What to work on
Reproduce the material exactly, omitting nothing.

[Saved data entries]
===

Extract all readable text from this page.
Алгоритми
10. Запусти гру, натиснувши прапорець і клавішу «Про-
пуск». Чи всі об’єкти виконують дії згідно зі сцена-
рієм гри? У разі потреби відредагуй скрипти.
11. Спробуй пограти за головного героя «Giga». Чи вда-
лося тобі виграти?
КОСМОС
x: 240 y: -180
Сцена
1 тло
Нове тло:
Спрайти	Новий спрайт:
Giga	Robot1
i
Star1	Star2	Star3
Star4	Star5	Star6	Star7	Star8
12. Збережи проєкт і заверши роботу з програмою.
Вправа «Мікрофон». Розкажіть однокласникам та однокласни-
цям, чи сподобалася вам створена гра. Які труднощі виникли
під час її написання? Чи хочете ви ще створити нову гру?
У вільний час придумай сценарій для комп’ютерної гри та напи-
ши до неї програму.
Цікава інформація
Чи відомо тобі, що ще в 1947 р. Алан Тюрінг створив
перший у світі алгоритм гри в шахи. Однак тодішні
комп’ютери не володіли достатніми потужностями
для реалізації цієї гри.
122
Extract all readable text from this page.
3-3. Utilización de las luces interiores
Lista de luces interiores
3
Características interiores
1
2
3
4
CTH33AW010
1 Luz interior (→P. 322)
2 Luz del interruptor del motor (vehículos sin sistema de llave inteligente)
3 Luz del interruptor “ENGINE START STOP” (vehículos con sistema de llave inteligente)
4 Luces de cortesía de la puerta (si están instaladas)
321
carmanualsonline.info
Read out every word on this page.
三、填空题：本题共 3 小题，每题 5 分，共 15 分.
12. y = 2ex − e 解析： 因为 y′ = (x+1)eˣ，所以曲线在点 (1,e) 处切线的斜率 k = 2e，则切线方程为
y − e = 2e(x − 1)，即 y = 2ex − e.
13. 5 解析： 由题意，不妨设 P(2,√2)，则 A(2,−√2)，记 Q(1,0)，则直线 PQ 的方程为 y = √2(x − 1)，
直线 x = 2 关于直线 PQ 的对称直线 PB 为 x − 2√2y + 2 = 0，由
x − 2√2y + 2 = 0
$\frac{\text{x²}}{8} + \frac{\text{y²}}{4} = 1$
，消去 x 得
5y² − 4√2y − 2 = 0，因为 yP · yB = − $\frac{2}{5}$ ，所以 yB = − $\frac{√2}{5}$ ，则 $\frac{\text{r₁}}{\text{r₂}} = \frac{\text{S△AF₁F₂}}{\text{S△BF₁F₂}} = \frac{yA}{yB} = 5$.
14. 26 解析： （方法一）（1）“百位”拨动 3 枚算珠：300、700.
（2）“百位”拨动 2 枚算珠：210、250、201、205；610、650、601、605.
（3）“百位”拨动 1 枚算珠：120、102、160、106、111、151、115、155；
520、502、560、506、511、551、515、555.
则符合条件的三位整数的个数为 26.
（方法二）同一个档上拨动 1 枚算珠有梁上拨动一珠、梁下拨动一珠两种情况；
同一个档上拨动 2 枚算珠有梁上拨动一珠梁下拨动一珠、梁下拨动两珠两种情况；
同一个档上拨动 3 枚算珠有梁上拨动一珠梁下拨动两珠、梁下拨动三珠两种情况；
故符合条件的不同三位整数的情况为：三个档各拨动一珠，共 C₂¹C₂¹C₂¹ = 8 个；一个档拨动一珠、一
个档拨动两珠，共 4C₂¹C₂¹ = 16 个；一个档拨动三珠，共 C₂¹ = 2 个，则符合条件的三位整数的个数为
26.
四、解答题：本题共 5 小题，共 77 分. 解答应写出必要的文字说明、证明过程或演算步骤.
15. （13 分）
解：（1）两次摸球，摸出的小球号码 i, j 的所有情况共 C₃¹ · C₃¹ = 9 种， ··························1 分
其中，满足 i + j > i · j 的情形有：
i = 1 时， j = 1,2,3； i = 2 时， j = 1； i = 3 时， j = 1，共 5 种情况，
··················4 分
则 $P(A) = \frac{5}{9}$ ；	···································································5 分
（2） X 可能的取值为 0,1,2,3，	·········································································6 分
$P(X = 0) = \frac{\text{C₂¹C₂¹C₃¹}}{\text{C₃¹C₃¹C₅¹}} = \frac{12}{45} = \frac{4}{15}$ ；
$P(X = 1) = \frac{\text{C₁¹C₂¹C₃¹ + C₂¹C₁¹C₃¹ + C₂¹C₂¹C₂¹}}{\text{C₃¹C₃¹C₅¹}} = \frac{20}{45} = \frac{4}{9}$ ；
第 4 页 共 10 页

===

Answer to this task
Extract all readable text from this page.
Алгоритми
10. Запусти гру, натиснувши прапорець і клавішу «Про-
пуск». Чи всі об’єкти виконують дії згідно зі сцена-
рієм гри? У разі потреби відредагуй скрипти.
11. Спробуй пограти за головного героя «Giga». Чи вда-
лося тобі виграти?
КОСМОС
x: 240 y: -180
Сцена
1 тло
Нове тло:
Спрайти	Новий спрайт:
Giga	Robot1
i
Star1	Star2	Star3
Star4	Star5	Star6	Star7	Star8
12. Збережи проєкт і заверши роботу з програмою.
Вправа «Мікрофон». Розкажіть однокласникам та однокласни-
цям, чи сподобалася вам створена гра. Які труднощі виникли
під час її написання? Чи хочете ви ще створити нову гру?
У вільний час придумай сценарій для комп’ютерної гри та напи-
ши до неї програму.
Цікава інформація
Чи відомо тобі, що ще в 1947 р. Алан Тюрінг створив
перший у світі алгоритм гри в шахи. Однак тодішні
комп’ютери не володіли достатніми потужностями
для реалізації цієї гри.
122
Extract all readable text from this page.
3-3. Utilización de las luces interiores
Lista de luces interiores
3
Características interiores
1
2
3
4
CTH33AW010
1 Luz interior (→P. 322)
2 Luz del interruptor del motor (vehículos sin sistema de llave inteligente)
3 Luz del interruptor “ENGINE START STOP” (vehículos con sistema de llave inteligente)
4 Luces de cortesía de la puerta (si están instaladas)
321
carmanualsonline.info
Read out every word on this page.
三、填空题：本题共 3 小题，每题 5 分，共 15 分.
12. y = 2ex − e 解析： 因为 y′ = (x+1)eˣ，所以曲线在点 (1,e) 处切线的斜率 k = 2e，则切线方程为
y − e = 2e(x − 1)，即 y = 2ex − e.
13. 5 解析： 由题意，不妨设 P(2,√2)，则 A(2,−√2)，记 Q(1,0)，则直线 PQ 的方程为 y = √2(x − 1)，
直线 x = 2 关于直线 PQ 的对称直线 PB 为 x − 2√2y + 2 = 0，由
x − 2√2y + 2 = 0
$\frac{\text{x²}}{8} + \frac{\text{y²}}{4} = 1$
，消去 x 得
5y² − 4√2y − 2 = 0，因为 yP · yB = − $\frac{2}{5}$ ，所以 yB = − $\frac{√2}{5}$ ，则 $\frac{\text{r₁}}{\text{r₂}} = \frac{\text{S△AF₁F₂}}{\text{S△BF₁F₂}} = \frac{yA}{yB} = 5$.
14. 26 解析： （方法一）（1）“百位”拨动 3 枚算珠：300、700.
（2）“百位”拨动 2 枚算珠：210、250、201、205；610、650、601、605.
（3）“百位”拨动 1 枚算珠：120、102、160、106、111、151、115、155；
520、502、560、506、511、551、515、555.
则符合条件的三位整数的个数为 26.
（方法二）同一个档上拨动 1 枚算珠有梁上拨动一珠、梁下拨动一珠两种情况；
同一个档上拨动 2 枚算珠有梁上拨动一珠梁下拨动一珠、梁下拨动两珠两种情况；
同一个档上拨动 3 枚算珠有梁上拨动一珠梁下拨动两珠、梁下拨动三珠两种情况；
故符合条件的不同三位整数的情况为：三个档各拨动一珠，共 C₂¹C₂¹C₂¹ = 8 个；一个档拨动一珠、一
个档拨动两珠，共 4C₂¹C₂¹ = 16 个；一个档拨动三珠，共 C₂¹ = 2 个，则符合条件的三位整数的个数为
26.
四、解答题：本题共 5 小题，共 77 分. 解答应写出必要的文字说明、证明过程或演算步骤.
15. （13 分）
解：（1）两次摸球，摸出的小球号码 i, j 的所有情况共 C₃¹ · C₃¹ = 9 种， ··························1 分
其中，满足 i + j > i · j 的情形有：
i = 1 时， j = 1,2,3； i = 2 时， j = 1； i = 3 时， j = 1，共 5 种情况，
··················4 分
则 $P(A) = \frac{5}{9}$ ；	···································································5 分
（2） X 可能的取值为 0,1,2,3，	·········································································6 分
$P(X = 0) = \frac{\text{C₂¹C₂¹C₃¹}}{\text{C₃¹C₃¹C₅¹}} = \frac{12}{45} = \frac{4}{15}$ ；
$P(X = 1) = \frac{\text{C₁¹C₂¹C₃¹ + C₂¹C₁¹C₃¹ + C₂¹C₂¹C₂¹}}{\text{C₃¹C₃¹C₅¹}} = \frac{20}{45} = \frac{4}{9}$ ；
第 4 页 共 10 页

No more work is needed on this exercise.